> _THE INPUT_
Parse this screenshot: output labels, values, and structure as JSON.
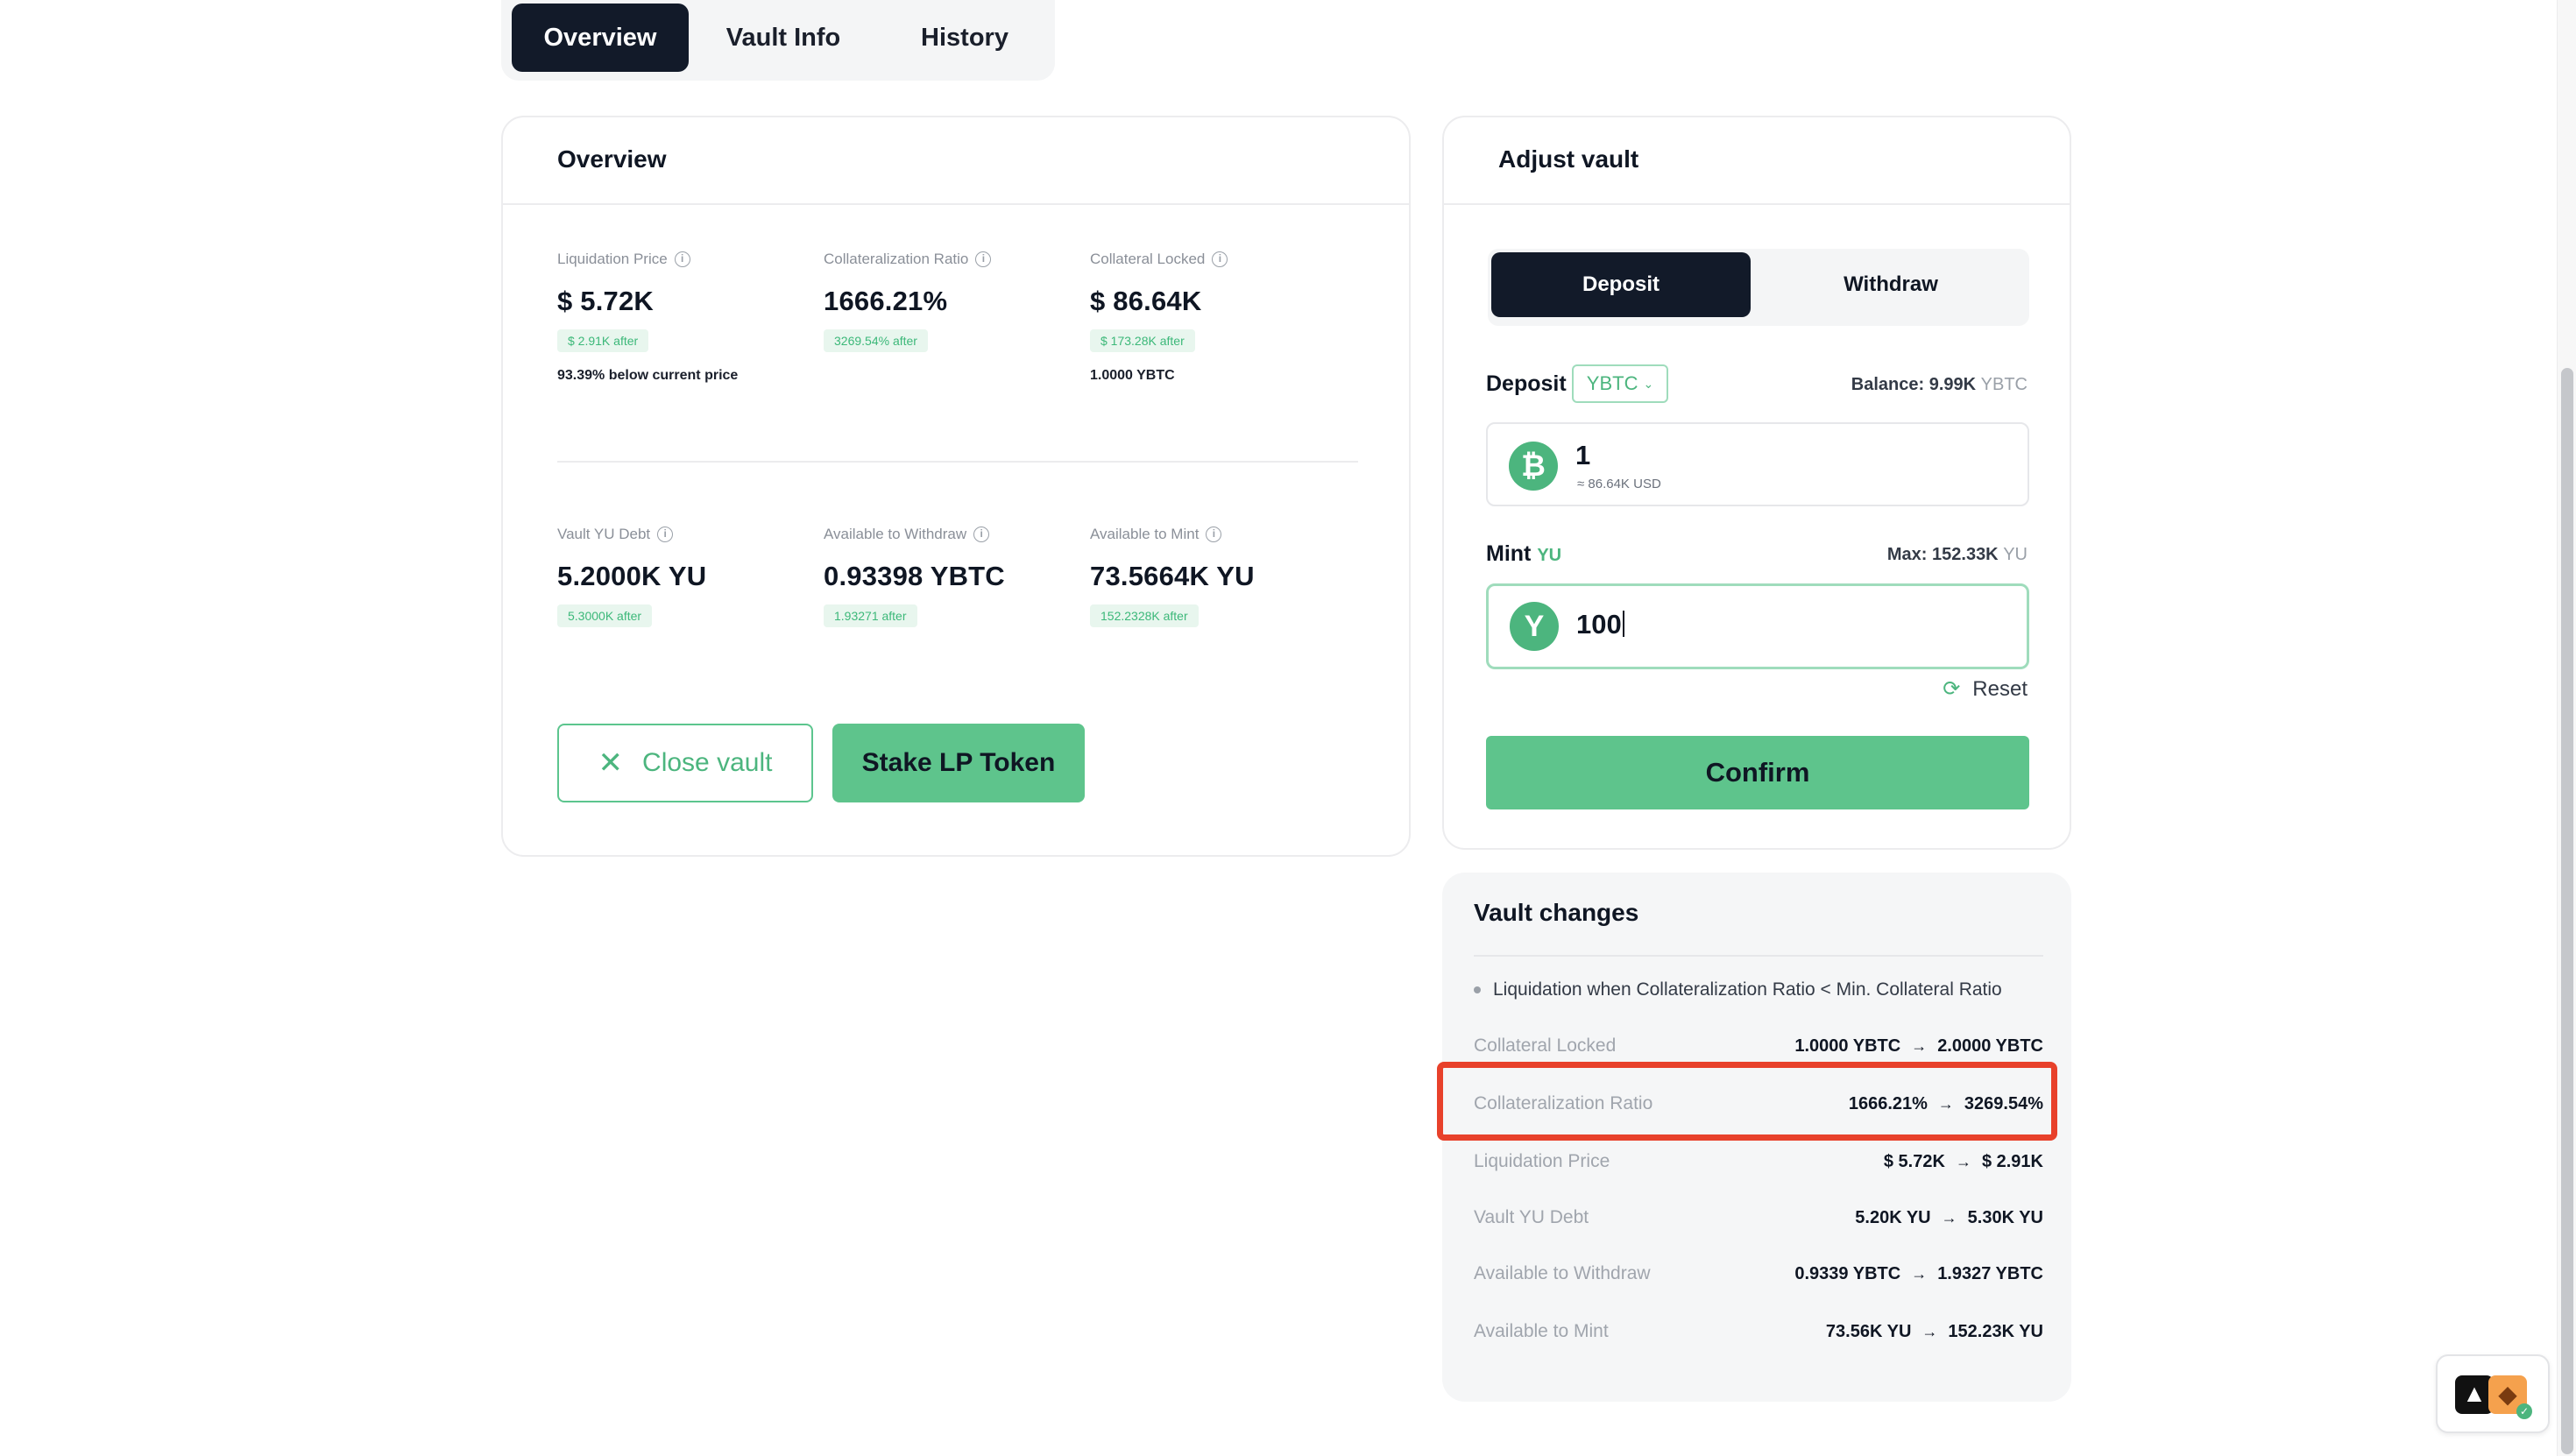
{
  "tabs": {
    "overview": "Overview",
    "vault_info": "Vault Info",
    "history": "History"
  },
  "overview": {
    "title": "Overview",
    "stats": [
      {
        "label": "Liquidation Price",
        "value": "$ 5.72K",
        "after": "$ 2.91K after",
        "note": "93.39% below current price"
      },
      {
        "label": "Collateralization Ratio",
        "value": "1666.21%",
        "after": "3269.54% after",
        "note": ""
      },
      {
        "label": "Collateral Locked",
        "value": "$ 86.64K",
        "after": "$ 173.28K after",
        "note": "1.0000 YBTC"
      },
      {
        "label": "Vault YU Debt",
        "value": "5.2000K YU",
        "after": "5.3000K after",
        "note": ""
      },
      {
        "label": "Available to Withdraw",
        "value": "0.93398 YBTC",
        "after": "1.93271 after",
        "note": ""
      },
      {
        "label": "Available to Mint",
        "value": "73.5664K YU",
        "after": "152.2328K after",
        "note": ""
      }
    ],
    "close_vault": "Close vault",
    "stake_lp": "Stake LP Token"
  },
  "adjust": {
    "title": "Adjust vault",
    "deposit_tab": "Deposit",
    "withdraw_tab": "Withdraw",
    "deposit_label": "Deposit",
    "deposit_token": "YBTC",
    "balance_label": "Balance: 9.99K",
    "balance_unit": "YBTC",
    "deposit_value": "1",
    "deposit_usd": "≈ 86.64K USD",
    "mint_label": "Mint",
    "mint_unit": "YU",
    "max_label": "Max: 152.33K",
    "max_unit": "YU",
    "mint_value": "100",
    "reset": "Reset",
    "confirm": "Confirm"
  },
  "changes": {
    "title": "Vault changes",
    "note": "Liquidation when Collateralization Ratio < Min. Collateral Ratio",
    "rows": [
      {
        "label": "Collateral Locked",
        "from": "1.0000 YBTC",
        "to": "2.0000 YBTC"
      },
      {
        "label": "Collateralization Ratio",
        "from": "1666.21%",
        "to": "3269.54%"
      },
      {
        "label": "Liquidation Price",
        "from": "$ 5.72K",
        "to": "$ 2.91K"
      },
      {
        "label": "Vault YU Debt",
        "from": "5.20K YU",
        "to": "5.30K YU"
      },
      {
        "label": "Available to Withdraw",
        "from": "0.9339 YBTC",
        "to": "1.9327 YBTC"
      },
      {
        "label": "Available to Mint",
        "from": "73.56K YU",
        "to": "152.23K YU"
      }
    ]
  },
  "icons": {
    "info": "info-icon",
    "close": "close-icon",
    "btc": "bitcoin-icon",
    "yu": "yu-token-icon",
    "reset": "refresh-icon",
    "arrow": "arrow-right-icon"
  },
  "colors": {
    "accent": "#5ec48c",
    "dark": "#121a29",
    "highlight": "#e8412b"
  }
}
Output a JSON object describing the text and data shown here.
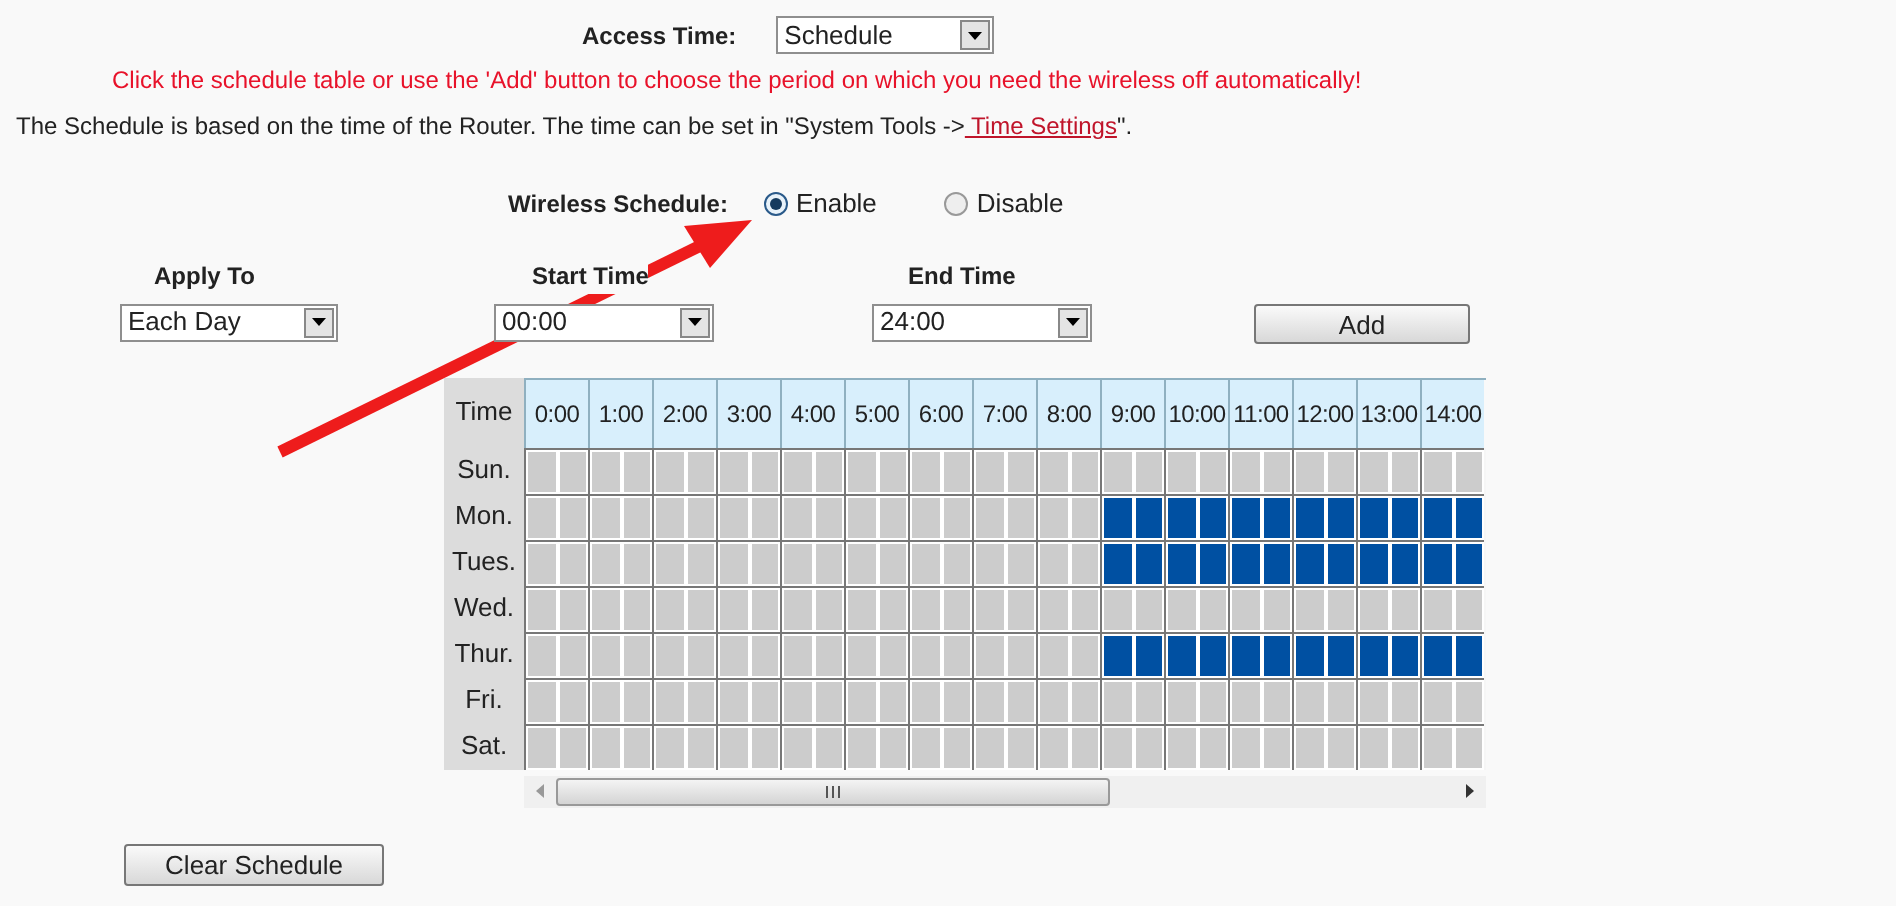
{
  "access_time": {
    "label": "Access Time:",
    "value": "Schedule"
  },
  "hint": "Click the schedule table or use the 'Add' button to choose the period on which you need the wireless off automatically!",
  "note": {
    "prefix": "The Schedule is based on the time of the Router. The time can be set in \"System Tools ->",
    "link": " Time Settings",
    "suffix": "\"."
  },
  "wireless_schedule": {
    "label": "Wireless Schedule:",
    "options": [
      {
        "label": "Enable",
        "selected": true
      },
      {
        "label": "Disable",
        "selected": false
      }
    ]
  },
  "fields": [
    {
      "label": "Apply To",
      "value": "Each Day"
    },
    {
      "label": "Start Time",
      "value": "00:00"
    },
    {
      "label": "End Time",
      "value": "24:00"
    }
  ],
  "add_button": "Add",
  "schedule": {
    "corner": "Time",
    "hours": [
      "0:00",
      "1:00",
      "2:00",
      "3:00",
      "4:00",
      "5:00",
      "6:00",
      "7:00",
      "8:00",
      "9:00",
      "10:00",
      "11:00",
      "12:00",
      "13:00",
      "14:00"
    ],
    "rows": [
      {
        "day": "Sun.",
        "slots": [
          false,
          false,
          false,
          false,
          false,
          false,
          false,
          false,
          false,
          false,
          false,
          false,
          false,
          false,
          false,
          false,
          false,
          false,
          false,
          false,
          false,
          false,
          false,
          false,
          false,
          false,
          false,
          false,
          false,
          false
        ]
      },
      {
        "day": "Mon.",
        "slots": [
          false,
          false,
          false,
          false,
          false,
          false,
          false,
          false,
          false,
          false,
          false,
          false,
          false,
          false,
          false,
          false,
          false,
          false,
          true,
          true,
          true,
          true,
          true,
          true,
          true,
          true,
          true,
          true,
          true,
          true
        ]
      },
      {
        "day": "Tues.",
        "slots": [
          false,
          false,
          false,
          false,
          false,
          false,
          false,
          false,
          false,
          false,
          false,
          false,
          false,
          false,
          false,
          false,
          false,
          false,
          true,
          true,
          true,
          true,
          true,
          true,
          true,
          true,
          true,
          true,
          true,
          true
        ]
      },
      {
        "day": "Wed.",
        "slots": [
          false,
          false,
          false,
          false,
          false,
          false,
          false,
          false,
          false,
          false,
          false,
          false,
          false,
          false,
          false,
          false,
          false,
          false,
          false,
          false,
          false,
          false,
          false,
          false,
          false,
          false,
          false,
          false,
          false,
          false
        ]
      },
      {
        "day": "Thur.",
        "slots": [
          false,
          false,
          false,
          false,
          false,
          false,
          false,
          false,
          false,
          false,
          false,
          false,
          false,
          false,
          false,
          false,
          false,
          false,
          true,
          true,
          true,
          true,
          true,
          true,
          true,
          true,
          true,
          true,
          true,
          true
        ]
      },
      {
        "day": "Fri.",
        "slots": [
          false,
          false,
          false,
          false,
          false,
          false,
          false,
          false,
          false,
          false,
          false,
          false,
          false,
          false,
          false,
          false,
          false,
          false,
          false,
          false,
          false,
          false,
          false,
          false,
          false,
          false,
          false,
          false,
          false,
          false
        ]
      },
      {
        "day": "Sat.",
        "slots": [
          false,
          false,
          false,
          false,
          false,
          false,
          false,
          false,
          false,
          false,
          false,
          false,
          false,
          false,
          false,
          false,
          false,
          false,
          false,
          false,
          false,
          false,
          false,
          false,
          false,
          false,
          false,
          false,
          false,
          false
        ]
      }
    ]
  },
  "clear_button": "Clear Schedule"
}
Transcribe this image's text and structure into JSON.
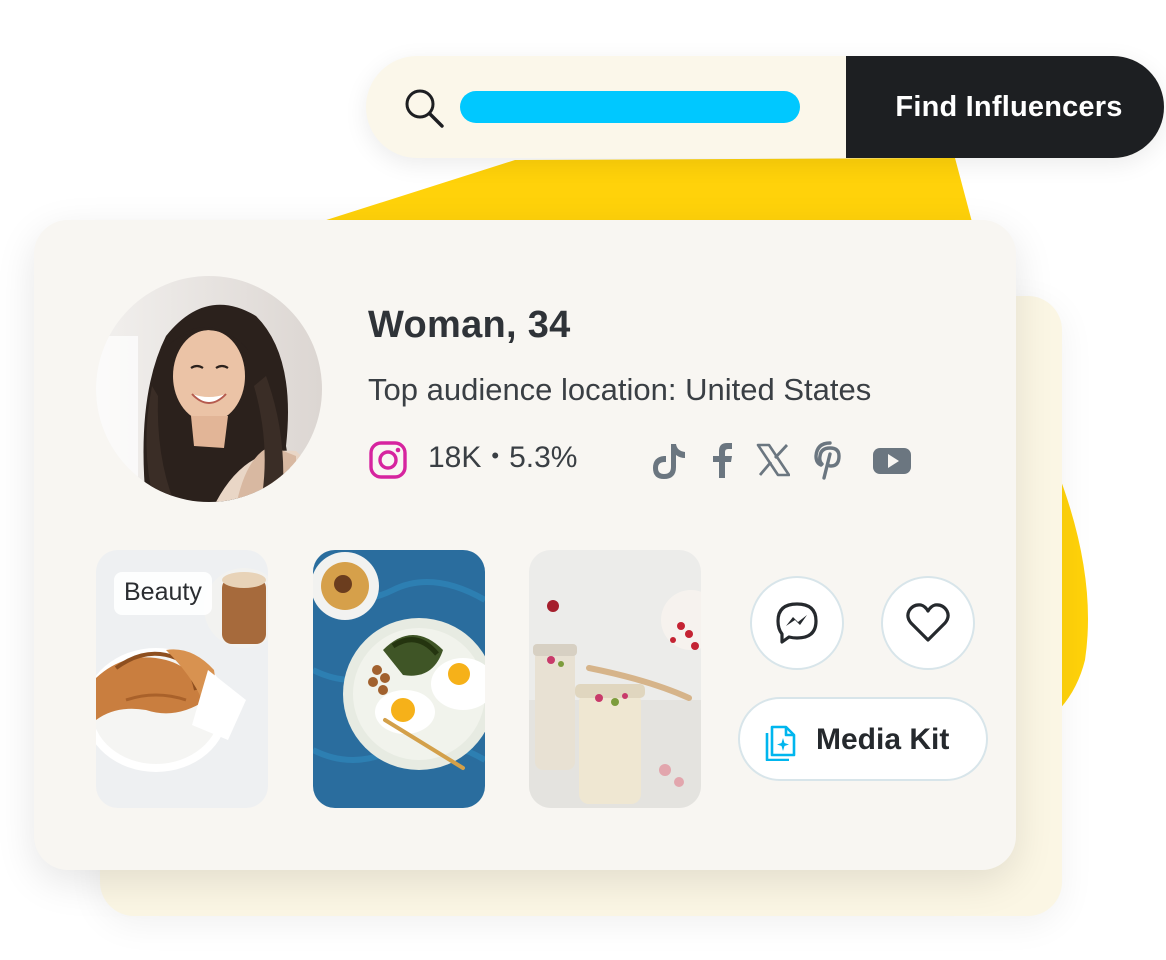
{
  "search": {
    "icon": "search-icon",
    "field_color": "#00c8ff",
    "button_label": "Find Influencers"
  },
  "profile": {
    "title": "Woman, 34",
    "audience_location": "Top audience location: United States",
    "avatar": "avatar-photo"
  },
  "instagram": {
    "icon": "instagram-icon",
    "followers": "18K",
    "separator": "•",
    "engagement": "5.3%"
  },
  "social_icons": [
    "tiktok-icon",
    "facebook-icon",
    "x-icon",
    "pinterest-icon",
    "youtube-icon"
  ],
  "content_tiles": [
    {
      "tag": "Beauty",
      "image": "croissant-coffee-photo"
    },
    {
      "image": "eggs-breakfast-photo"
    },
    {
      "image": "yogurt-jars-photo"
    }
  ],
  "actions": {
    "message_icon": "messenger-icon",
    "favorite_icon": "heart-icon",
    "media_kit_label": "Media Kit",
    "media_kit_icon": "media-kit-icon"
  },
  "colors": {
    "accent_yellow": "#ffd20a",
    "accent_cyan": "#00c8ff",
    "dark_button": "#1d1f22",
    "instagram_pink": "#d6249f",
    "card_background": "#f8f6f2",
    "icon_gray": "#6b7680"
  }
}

> _TASK DESCRIPTION_
Select and copy every line from the records that includes the word "photo".

> _OUTPUT BELOW_
    "avatar": "avatar-photo"
      "image": "croissant-coffee-photo"
      "image": "eggs-breakfast-photo"
      "image": "yogurt-jars-photo"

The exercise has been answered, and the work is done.